[Start of Material]

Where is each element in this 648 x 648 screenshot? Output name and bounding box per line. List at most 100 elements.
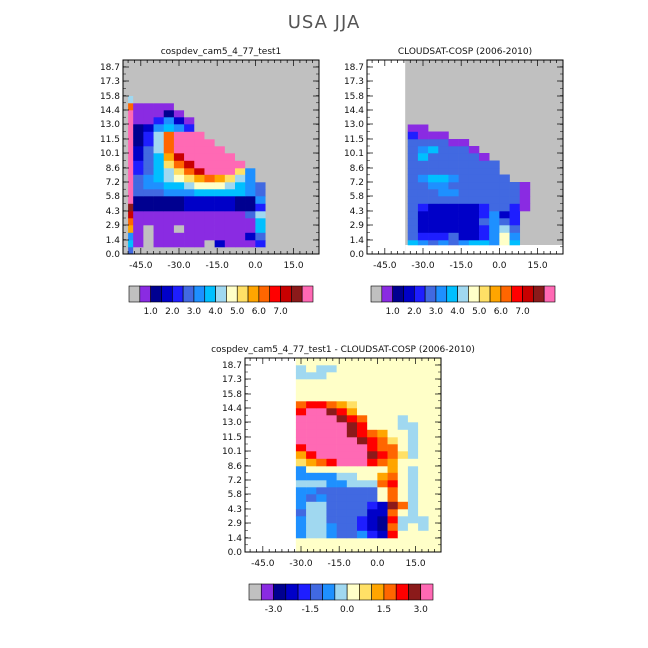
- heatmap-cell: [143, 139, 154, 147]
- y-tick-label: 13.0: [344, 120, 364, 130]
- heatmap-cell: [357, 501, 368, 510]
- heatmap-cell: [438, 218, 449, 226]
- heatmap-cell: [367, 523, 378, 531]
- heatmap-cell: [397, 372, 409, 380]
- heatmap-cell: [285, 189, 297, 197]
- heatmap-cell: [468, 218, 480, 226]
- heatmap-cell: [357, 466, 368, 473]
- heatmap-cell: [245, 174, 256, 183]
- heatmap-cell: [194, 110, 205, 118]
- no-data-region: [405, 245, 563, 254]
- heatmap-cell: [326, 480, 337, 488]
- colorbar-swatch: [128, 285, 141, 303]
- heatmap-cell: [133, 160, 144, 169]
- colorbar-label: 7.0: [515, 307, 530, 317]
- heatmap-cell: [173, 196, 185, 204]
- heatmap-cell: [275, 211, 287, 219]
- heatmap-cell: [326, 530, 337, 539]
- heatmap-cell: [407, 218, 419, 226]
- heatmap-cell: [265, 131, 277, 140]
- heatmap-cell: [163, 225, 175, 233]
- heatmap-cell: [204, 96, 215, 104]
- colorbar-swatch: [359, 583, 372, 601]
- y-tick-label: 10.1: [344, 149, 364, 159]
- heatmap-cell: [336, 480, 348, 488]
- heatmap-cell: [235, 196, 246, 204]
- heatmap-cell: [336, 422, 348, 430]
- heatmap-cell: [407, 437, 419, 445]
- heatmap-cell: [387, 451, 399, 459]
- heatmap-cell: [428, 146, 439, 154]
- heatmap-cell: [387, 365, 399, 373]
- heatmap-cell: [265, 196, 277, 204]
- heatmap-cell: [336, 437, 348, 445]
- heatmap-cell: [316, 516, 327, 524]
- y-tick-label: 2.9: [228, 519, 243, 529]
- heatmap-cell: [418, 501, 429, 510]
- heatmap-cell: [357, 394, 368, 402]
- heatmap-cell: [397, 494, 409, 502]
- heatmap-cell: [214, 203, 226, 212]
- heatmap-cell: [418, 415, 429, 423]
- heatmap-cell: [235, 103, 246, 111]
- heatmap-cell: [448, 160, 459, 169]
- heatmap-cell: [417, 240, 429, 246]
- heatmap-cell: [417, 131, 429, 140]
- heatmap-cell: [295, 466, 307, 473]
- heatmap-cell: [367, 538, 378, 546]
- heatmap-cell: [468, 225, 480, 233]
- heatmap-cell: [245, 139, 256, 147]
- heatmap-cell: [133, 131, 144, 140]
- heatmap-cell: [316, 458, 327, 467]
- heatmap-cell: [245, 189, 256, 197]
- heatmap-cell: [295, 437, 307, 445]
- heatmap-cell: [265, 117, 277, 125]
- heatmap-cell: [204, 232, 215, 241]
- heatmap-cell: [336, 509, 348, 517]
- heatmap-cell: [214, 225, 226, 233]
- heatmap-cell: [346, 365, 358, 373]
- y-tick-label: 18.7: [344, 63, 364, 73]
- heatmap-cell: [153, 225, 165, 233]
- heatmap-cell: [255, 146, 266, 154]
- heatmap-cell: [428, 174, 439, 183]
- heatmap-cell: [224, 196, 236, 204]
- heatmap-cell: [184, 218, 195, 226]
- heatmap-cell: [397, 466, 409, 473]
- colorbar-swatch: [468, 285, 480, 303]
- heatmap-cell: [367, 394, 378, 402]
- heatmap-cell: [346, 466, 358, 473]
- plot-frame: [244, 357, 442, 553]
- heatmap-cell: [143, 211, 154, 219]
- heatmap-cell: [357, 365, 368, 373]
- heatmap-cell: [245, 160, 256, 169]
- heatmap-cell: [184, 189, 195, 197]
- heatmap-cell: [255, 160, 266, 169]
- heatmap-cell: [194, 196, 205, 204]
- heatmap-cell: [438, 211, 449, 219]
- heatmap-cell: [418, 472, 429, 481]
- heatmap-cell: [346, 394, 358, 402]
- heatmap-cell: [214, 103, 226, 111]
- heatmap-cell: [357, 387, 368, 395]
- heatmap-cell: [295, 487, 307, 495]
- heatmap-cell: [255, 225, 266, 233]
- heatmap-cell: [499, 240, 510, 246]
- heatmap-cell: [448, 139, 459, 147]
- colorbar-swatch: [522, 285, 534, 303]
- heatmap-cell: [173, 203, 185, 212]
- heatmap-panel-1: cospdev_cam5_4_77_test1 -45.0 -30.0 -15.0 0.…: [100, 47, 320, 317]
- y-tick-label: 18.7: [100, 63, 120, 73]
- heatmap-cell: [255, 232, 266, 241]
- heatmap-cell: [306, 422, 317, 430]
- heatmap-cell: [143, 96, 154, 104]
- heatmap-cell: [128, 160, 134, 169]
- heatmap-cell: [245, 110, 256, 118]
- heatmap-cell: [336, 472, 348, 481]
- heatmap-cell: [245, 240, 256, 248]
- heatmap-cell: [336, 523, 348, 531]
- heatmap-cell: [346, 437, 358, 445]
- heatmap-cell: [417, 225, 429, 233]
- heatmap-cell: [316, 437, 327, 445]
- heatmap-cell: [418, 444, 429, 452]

[End of Material]
[Start of Material]

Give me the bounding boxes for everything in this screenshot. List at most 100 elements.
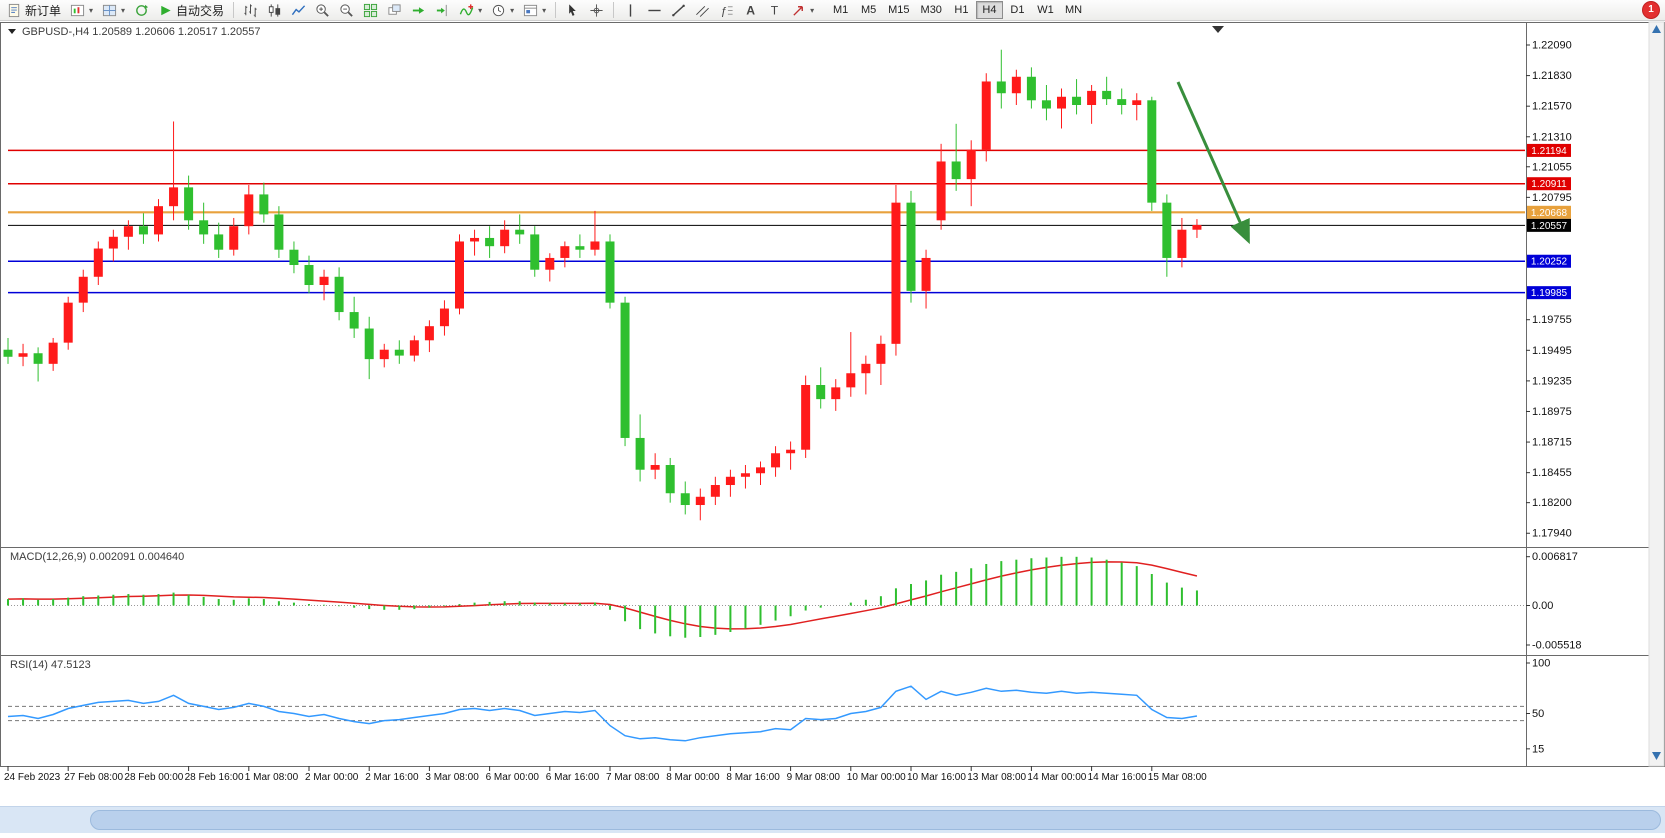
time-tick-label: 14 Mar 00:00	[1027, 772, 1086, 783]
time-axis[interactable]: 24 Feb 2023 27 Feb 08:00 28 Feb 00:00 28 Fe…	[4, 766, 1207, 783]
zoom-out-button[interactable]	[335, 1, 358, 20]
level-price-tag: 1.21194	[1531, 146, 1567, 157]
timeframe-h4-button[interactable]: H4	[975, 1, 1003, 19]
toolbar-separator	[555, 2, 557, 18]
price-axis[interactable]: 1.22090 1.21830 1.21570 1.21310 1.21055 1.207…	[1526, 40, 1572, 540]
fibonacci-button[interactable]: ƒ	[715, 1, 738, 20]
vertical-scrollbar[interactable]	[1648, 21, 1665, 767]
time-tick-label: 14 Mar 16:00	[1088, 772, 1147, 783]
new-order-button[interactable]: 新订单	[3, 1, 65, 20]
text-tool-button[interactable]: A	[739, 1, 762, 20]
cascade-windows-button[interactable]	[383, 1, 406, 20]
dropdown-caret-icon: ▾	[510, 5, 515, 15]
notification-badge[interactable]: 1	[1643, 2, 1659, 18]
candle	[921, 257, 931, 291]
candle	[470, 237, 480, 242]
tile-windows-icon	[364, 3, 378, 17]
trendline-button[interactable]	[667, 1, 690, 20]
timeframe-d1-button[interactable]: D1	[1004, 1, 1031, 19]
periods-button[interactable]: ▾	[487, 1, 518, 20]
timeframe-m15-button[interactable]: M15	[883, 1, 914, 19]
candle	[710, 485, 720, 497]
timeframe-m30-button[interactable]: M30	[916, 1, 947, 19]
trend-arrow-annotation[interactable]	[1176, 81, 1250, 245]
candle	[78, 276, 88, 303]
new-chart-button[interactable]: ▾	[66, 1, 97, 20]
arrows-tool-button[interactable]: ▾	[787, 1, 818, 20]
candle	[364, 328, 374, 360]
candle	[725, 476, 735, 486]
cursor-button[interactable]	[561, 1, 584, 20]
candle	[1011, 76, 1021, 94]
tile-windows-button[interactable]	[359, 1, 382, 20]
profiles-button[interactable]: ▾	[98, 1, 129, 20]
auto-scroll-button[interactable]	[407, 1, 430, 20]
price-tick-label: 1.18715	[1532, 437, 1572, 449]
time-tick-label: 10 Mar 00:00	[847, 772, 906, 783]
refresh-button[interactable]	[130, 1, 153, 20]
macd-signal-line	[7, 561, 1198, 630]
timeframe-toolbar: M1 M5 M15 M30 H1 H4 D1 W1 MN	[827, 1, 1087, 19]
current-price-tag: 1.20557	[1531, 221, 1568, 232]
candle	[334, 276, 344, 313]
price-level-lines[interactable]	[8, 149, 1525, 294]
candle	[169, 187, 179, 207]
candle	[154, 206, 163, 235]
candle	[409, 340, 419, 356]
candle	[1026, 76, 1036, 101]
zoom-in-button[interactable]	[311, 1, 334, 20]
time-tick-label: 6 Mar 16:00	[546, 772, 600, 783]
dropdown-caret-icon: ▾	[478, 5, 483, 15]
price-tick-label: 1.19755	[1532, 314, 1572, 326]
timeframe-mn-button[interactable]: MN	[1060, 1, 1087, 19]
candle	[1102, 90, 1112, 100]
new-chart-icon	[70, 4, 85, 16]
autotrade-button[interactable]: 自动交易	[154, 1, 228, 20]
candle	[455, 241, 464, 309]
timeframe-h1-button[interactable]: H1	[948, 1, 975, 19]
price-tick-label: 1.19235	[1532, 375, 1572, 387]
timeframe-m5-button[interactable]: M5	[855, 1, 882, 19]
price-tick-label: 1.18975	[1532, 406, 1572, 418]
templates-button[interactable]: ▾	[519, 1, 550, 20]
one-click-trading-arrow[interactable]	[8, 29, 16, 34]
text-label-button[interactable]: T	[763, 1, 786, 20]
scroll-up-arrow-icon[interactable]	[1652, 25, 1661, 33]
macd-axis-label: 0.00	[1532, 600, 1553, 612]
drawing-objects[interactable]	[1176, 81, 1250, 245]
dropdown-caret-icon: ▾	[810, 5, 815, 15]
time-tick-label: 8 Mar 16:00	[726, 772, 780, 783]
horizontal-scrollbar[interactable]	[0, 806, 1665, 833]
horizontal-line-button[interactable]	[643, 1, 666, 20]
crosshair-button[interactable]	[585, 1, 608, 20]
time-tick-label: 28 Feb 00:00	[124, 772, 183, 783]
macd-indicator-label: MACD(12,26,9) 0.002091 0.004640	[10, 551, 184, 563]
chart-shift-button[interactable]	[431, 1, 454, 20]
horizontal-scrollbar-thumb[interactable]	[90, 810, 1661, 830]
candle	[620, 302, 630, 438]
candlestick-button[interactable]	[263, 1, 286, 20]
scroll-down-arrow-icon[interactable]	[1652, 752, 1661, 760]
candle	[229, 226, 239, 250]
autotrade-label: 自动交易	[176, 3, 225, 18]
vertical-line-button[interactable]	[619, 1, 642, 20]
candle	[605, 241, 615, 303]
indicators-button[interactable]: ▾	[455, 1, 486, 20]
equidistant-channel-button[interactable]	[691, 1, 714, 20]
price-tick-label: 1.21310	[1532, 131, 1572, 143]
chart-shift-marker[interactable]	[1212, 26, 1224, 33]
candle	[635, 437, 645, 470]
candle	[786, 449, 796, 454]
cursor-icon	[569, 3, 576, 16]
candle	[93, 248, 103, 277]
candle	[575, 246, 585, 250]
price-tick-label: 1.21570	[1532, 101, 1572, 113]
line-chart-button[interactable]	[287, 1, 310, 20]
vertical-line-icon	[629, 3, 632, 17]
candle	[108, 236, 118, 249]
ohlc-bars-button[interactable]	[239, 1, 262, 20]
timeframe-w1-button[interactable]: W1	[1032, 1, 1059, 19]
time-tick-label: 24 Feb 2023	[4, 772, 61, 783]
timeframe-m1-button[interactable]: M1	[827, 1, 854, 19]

[End of Material]

Please reproduce the rows above verbatim, starting at the one that contains "772, 1086, 783]" and ending at the one that contains "1, 762, 20]".

## Correct response
time-tick-label: 14 Mar 00:00	[1027, 772, 1086, 783]
time-axis[interactable]: 24 Feb 2023 27 Feb 08:00 28 Feb 00:00 28 Fe…	[4, 766, 1207, 783]
zoom-out-button[interactable]	[335, 1, 358, 20]
level-price-tag: 1.21194	[1531, 146, 1567, 157]
timeframe-h4-button[interactable]: H4	[975, 1, 1003, 19]
toolbar-separator	[555, 2, 557, 18]
price-axis[interactable]: 1.22090 1.21830 1.21570 1.21310 1.21055 1.207…	[1526, 40, 1572, 540]
fibonacci-button[interactable]: ƒ	[715, 1, 738, 20]
vertical-scrollbar[interactable]	[1648, 21, 1665, 767]
time-tick-label: 14 Mar 16:00	[1088, 772, 1147, 783]
new-order-button[interactable]: 新订单	[3, 1, 65, 20]
text-tool-button[interactable]: A	[739, 1, 762, 20]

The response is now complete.